BGH, 17.06.2010 - V ZA 6/10 - Anfechtung eines Zuschlags für ein Grundstück eines Schuldners mit einem Mindestgebot von einem Euro als Verkehrswert

Bundesgerichtshof
Beschl. v. 17.06.2010, Az.: V ZA 6/10
Gericht: BGH
Entscheidungsform: Beschluss
Datum: 17.06.2010
Referenz: JurionRS 2010, 20110
Aktenzeichen: V ZA 6/10
 

Verfahrensgang:

vorgehend:

AG Chemnitz - 24.07.2007 - AZ: 15 K 346/05

LG Chemnitz - 07.01.2010 - AZ: 3 T 653/07

Redaktioneller Leitsatz:

Der Schuldner kann mit der Berufung auf den Schutz seines Eigentums die Einstellung der Zwangsversteigerung nur erreichen, wenn neben einem Missverhältnis zwischen dem Verkehrswert und dem Meistgebot im Zeitpunkt der Erteilung des Zuschlags konkrete Umstände vorliegen, die mit Wahrscheinlichkeit ein wesentlich höheres Gebot in einem Fortsetzungstermin erwarten lassen.

-- -- --

— Aufgabenstellung —
Wie geht der BGH-Beschluss zur Anfechtung eines Zuschlags nach dem redaktionellen Leitsatz weiter? Führen Sie den Beschluss fort.

-- -- --

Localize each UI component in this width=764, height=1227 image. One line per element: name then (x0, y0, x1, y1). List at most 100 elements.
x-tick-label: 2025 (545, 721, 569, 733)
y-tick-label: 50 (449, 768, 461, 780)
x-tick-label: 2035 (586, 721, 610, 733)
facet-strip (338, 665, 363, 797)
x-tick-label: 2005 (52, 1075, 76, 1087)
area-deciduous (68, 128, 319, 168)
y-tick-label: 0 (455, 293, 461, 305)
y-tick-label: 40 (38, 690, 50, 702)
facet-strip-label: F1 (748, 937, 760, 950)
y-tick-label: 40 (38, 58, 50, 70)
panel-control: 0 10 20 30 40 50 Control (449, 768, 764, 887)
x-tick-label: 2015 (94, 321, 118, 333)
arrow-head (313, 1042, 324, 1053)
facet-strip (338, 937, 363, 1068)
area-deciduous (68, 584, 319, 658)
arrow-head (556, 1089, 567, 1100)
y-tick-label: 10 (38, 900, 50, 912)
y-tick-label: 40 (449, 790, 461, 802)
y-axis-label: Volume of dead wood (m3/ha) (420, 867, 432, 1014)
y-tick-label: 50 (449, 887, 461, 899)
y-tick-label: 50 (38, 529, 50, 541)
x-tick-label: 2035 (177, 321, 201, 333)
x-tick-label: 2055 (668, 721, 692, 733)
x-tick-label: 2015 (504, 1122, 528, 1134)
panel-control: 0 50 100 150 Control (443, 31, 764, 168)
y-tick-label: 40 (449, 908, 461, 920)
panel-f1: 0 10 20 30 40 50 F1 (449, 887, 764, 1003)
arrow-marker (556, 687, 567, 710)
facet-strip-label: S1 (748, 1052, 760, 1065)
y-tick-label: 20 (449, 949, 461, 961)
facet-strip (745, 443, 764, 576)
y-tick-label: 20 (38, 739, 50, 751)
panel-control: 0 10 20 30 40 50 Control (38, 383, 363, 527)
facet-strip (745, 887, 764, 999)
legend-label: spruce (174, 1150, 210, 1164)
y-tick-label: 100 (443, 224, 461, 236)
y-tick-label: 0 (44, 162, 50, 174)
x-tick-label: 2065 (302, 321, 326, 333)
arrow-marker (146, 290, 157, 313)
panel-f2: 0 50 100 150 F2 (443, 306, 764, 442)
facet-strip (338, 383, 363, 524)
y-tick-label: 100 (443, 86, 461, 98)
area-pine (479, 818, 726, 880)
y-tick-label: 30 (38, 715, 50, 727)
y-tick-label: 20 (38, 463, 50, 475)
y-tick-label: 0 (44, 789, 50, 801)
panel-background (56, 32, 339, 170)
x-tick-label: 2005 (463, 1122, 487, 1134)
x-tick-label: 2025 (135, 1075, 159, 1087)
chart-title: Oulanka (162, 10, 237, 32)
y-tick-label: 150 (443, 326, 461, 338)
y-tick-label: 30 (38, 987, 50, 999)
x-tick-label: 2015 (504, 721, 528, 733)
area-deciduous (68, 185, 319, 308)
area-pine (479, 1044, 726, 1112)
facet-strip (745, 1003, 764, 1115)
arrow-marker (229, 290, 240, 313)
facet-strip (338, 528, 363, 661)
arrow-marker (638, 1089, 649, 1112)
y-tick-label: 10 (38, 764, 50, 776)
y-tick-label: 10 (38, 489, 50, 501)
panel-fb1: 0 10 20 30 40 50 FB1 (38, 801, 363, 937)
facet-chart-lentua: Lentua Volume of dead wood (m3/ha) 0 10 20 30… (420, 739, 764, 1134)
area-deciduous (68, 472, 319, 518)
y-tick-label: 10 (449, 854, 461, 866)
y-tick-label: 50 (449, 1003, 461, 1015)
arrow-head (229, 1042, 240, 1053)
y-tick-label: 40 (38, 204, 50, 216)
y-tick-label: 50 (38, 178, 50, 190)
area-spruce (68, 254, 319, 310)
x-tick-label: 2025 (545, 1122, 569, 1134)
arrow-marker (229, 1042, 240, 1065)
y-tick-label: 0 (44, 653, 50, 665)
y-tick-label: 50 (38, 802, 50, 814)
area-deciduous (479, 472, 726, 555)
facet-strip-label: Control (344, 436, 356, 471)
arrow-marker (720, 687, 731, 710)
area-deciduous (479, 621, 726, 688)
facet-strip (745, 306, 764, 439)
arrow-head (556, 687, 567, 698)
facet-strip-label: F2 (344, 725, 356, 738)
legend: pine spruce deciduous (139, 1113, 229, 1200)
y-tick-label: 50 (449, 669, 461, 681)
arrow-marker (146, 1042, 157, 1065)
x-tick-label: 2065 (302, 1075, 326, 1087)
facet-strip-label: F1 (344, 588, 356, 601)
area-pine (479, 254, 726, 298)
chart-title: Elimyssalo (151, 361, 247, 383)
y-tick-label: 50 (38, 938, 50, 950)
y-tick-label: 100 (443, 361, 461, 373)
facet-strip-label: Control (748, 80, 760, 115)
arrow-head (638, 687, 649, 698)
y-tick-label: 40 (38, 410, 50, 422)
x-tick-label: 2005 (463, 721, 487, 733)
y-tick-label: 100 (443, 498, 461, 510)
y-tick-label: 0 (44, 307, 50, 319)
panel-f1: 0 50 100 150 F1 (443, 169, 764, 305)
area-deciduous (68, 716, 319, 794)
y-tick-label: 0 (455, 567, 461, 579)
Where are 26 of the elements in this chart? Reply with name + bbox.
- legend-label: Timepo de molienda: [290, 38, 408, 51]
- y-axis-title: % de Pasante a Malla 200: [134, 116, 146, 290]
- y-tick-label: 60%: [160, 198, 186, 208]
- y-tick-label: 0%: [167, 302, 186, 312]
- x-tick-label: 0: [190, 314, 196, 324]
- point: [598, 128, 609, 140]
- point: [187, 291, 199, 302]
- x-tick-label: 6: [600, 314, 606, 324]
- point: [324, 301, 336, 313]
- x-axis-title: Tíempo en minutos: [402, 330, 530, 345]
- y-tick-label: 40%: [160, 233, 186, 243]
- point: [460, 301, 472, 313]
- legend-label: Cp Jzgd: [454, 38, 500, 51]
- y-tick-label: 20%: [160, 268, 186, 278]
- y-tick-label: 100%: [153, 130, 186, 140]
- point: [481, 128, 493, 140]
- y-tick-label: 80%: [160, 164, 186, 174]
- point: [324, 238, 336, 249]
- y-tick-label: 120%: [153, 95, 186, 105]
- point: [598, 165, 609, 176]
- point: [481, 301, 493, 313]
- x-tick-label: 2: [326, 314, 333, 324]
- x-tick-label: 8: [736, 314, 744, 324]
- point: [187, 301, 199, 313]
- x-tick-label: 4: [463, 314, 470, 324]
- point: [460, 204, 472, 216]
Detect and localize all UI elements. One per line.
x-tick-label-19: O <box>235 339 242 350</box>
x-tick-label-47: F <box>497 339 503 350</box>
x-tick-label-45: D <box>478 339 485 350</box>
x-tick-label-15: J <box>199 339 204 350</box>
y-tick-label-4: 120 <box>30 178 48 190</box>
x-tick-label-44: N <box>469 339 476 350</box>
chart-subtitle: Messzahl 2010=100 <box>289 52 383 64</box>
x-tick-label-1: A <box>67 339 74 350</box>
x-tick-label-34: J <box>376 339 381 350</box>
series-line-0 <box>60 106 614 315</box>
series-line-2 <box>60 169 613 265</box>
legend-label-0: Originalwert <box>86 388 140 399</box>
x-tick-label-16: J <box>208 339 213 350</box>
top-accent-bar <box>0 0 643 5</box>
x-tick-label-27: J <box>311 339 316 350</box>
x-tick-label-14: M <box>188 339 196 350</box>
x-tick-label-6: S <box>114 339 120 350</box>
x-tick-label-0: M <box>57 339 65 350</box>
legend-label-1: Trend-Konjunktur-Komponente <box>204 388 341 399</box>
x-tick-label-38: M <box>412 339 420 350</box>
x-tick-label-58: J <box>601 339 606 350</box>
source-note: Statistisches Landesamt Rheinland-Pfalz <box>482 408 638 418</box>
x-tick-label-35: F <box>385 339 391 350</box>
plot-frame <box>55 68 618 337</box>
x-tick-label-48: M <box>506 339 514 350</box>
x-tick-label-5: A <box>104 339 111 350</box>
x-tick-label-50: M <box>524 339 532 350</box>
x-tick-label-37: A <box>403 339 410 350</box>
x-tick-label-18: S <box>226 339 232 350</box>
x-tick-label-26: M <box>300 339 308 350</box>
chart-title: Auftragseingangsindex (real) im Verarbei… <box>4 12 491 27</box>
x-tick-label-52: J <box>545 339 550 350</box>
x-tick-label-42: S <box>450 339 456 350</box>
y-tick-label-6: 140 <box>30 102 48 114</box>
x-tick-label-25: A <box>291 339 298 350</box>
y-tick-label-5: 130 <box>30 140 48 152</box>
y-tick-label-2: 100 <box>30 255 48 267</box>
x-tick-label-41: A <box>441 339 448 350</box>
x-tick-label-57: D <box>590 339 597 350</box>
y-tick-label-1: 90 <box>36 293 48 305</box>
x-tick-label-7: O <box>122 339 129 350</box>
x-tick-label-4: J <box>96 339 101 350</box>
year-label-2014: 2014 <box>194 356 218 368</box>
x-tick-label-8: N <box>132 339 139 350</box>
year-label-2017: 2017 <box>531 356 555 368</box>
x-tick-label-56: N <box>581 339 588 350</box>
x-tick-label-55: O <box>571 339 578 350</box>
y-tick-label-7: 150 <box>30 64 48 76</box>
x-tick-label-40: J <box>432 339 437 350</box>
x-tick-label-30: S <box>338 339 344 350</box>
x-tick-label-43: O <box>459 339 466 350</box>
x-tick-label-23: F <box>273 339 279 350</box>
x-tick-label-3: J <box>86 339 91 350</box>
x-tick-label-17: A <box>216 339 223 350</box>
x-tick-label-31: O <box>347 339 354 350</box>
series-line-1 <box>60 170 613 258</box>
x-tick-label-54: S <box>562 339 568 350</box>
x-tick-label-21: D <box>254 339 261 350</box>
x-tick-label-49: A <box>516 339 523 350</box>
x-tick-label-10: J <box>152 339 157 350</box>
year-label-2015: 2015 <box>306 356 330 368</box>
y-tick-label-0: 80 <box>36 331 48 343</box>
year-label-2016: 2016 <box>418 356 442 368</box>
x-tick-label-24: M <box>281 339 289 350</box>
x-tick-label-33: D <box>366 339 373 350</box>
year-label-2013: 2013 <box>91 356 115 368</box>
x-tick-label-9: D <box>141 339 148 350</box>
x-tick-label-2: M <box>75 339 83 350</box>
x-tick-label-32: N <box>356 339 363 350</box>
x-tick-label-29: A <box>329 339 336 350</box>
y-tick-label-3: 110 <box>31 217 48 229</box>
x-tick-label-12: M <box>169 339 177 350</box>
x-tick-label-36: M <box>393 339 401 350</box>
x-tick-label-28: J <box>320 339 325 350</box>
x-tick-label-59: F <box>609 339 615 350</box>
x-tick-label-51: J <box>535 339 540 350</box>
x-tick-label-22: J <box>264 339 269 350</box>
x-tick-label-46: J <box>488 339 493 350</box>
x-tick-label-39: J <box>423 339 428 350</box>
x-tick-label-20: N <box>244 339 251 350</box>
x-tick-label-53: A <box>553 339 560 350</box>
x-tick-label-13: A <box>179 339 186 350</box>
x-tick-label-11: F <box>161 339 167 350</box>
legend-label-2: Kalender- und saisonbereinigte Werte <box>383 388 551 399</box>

-- -- --

— Lösung —
Der V. Zivilsenat des Bundesgerichtshofs hat
am 17. Juni 2010
durch
den Vorsitzenden Richter Prof. Dr. Krüger und
die Richter Dr. Klein, Dr. Lemke, Dr. Schmidt-Räntsch und Dr. Roth
beschlossen:

Tenor:

Der Antrag der Schuldnerin, ihr für die beabsichtigte Rechtsbeschwerde gegen den Beschluss der 3. Zivilkammer des Landgerichts Chemnitz vom 7. Januar 2010 Prozesskostenhilfe zu bewilligen, wird zurückgewiesen.